**Given request:** Output all the material that follows, exactly as given.

**Information shown:**
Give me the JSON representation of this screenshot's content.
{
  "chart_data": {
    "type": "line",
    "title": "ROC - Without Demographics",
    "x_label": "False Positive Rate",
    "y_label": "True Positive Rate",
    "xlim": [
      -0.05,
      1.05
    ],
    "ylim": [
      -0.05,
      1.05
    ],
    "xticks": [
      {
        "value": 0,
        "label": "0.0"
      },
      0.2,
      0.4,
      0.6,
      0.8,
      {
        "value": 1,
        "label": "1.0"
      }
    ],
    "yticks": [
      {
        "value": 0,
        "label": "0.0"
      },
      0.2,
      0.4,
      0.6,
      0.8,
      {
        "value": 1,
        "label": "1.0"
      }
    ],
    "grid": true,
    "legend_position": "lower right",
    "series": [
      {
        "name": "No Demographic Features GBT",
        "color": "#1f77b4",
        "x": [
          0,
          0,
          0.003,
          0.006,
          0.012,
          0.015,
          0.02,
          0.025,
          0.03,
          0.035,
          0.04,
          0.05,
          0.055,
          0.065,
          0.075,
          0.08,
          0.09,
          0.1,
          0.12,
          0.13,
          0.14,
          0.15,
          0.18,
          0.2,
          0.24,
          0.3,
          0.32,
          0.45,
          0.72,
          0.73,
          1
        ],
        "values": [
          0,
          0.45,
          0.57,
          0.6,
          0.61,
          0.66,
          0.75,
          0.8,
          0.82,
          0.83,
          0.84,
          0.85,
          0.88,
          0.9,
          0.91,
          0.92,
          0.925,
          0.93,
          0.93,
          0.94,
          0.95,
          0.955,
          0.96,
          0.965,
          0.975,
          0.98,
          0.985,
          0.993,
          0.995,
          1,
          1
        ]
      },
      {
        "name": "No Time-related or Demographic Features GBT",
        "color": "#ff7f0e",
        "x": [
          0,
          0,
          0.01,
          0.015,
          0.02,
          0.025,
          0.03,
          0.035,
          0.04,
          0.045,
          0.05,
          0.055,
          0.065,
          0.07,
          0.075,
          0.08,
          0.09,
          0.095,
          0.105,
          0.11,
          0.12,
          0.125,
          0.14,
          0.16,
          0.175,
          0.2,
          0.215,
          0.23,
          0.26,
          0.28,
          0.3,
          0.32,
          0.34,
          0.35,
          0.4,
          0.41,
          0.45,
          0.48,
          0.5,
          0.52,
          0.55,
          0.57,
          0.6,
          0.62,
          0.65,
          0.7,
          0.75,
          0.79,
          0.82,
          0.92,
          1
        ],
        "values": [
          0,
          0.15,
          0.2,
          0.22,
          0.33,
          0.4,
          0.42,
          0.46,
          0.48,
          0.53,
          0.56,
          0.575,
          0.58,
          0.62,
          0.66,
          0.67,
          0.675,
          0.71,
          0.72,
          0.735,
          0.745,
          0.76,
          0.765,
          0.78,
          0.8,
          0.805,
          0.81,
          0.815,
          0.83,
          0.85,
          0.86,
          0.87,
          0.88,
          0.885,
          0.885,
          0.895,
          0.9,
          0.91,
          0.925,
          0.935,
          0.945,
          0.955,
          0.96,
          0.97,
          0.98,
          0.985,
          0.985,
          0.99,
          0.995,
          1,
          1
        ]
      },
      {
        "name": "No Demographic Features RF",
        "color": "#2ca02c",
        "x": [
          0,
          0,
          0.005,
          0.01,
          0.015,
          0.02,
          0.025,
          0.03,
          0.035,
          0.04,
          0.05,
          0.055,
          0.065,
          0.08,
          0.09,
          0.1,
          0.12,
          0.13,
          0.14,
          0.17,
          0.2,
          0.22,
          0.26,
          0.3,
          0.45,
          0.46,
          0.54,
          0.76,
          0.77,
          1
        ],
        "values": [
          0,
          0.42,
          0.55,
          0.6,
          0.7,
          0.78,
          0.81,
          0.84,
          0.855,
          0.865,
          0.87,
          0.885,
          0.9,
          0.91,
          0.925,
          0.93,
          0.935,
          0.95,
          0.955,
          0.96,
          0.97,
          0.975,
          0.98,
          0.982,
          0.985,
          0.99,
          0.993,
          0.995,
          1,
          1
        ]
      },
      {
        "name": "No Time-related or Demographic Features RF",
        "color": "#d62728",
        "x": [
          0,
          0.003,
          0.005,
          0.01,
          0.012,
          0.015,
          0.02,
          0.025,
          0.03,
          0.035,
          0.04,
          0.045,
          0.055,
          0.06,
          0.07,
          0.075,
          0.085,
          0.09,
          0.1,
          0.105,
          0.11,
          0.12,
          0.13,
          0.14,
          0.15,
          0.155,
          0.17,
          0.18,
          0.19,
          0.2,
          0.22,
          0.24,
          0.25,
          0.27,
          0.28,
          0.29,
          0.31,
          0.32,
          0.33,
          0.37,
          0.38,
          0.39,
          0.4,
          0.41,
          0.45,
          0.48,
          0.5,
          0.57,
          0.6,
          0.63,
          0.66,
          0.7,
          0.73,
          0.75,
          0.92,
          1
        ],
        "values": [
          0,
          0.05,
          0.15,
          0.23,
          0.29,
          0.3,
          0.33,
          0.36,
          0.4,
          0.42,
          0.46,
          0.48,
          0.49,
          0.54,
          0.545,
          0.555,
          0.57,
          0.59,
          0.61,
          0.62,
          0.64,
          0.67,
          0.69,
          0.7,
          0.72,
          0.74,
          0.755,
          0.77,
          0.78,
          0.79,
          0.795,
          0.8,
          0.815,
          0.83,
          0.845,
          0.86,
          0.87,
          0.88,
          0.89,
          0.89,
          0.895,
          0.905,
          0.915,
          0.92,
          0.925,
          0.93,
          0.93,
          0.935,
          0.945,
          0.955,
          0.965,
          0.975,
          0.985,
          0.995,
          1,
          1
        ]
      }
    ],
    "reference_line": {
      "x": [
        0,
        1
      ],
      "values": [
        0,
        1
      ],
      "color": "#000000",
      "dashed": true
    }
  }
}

**Final answer:**
Give me the JSON representation of this screenshot's content.
{
  "chart_data": {
    "type": "line",
    "title": "ROC - Without Demographics",
    "x_label": "False Positive Rate",
    "y_label": "True Positive Rate",
    "xlim": [
      -0.05,
      1.05
    ],
    "ylim": [
      -0.05,
      1.05
    ],
    "xticks": [
      {
        "value": 0,
        "label": "0.0"
      },
      0.2,
      0.4,
      0.6,
      0.8,
      {
        "value": 1,
        "label": "1.0"
      }
    ],
    "yticks": [
      {
        "value": 0,
        "label": "0.0"
      },
      0.2,
      0.4,
      0.6,
      0.8,
      {
        "value": 1,
        "label": "1.0"
      }
    ],
    "grid": true,
    "legend_position": "lower right",
    "series": [
      {
        "name": "No Demographic Features GBT",
        "color": "#1f77b4",
        "x": [
          0,
          0,
          0.003,
          0.006,
          0.012,
          0.015,
          0.02,
          0.025,
          0.03,
          0.035,
          0.04,
          0.05,
          0.055,
          0.065,
          0.075,
          0.08,
          0.09,
          0.1,
          0.12,
          0.13,
          0.14,
          0.15,
          0.18,
          0.2,
          0.24,
          0.3,
          0.32,
          0.45,
          0.72,
          0.73,
          1
        ],
        "values": [
          0,
          0.45,
          0.57,
          0.6,
          0.61,
          0.66,
          0.75,
          0.8,
          0.82,
          0.83,
          0.84,
          0.85,
          0.88,
          0.9,
          0.91,
          0.92,
          0.925,
          0.93,
          0.93,
          0.94,
          0.95,
          0.955,
          0.96,
          0.965,
          0.975,
          0.98,
          0.985,
          0.993,
          0.995,
          1,
          1
        ]
      },
      {
        "name": "No Time-related or Demographic Features GBT",
        "color": "#ff7f0e",
        "x": [
          0,
          0,
          0.01,
          0.015,
          0.02,
          0.025,
          0.03,
          0.035,
          0.04,
          0.045,
          0.05,
          0.055,
          0.065,
          0.07,
          0.075,
          0.08,
          0.09,
          0.095,
          0.105,
          0.11,
          0.12,
          0.125,
          0.14,
          0.16,
          0.175,
          0.2,
          0.215,
          0.23,
          0.26,
          0.28,
          0.3,
          0.32,
          0.34,
          0.35,
          0.4,
          0.41,
          0.45,
          0.48,
          0.5,
          0.52,
          0.55,
          0.57,
          0.6,
          0.62,
          0.65,
          0.7,
          0.75,
          0.79,
          0.82,
          0.92,
          1
        ],
        "values": [
          0,
          0.15,
          0.2,
          0.22,
          0.33,
          0.4,
          0.42,
          0.46,
          0.48,
          0.53,
          0.56,
          0.575,
          0.58,
          0.62,
          0.66,
          0.67,
          0.675,
          0.71,
          0.72,
          0.735,
          0.745,
          0.76,
          0.765,
          0.78,
          0.8,
          0.805,
          0.81,
          0.815,
          0.83,
          0.85,
          0.86,
          0.87,
          0.88,
          0.885,
          0.885,
          0.895,
          0.9,
          0.91,
          0.925,
          0.935,
          0.945,
          0.955,
          0.96,
          0.97,
          0.98,
          0.985,
          0.985,
          0.99,
          0.995,
          1,
          1
        ]
      },
      {
        "name": "No Demographic Features RF",
        "color": "#2ca02c",
        "x": [
          0,
          0,
          0.005,
          0.01,
          0.015,
          0.02,
          0.025,
          0.03,
          0.035,
          0.04,
          0.05,
          0.055,
          0.065,
          0.08,
          0.09,
          0.1,
          0.12,
          0.13,
          0.14,
          0.17,
          0.2,
          0.22,
          0.26,
          0.3,
          0.45,
          0.46,
          0.54,
          0.76,
          0.77,
          1
        ],
        "values": [
          0,
          0.42,
          0.55,
          0.6,
          0.7,
          0.78,
          0.81,
          0.84,
          0.855,
          0.865,
          0.87,
          0.885,
          0.9,
          0.91,
          0.925,
          0.93,
          0.935,
          0.95,
          0.955,
          0.96,
          0.97,
          0.975,
          0.98,
          0.982,
          0.985,
          0.99,
          0.993,
          0.995,
          1,
          1
        ]
      },
      {
        "name": "No Time-related or Demographic Features RF",
        "color": "#d62728",
        "x": [
          0,
          0.003,
          0.005,
          0.01,
          0.012,
          0.015,
          0.02,
          0.025,
          0.03,
          0.035,
          0.04,
          0.045,
          0.055,
          0.06,
          0.07,
          0.075,
          0.085,
          0.09,
          0.1,
          0.105,
          0.11,
          0.12,
          0.13,
          0.14,
          0.15,
          0.155,
          0.17,
          0.18,
          0.19,
          0.2,
          0.22,
          0.24,
          0.25,
          0.27,
          0.28,
          0.29,
          0.31,
          0.32,
          0.33,
          0.37,
          0.38,
          0.39,
          0.4,
          0.41,
          0.45,
          0.48,
          0.5,
          0.57,
          0.6,
          0.63,
          0.66,
          0.7,
          0.73,
          0.75,
          0.92,
          1
        ],
        "values": [
          0,
          0.05,
          0.15,
          0.23,
          0.29,
          0.3,
          0.33,
          0.36,
          0.4,
          0.42,
          0.46,
          0.48,
          0.49,
          0.54,
          0.545,
          0.555,
          0.57,
          0.59,
          0.61,
          0.62,
          0.64,
          0.67,
          0.69,
          0.7,
          0.72,
          0.74,
          0.755,
          0.77,
          0.78,
          0.79,
          0.795,
          0.8,
          0.815,
          0.83,
          0.845,
          0.86,
          0.87,
          0.88,
          0.89,
          0.89,
          0.895,
          0.905,
          0.915,
          0.92,
          0.925,
          0.93,
          0.93,
          0.935,
          0.945,
          0.955,
          0.965,
          0.975,
          0.985,
          0.995,
          1,
          1
        ]
      }
    ],
    "reference_line": {
      "x": [
        0,
        1
      ],
      "values": [
        0,
        1
      ],
      "color": "#000000",
      "dashed": true
    }
  }
}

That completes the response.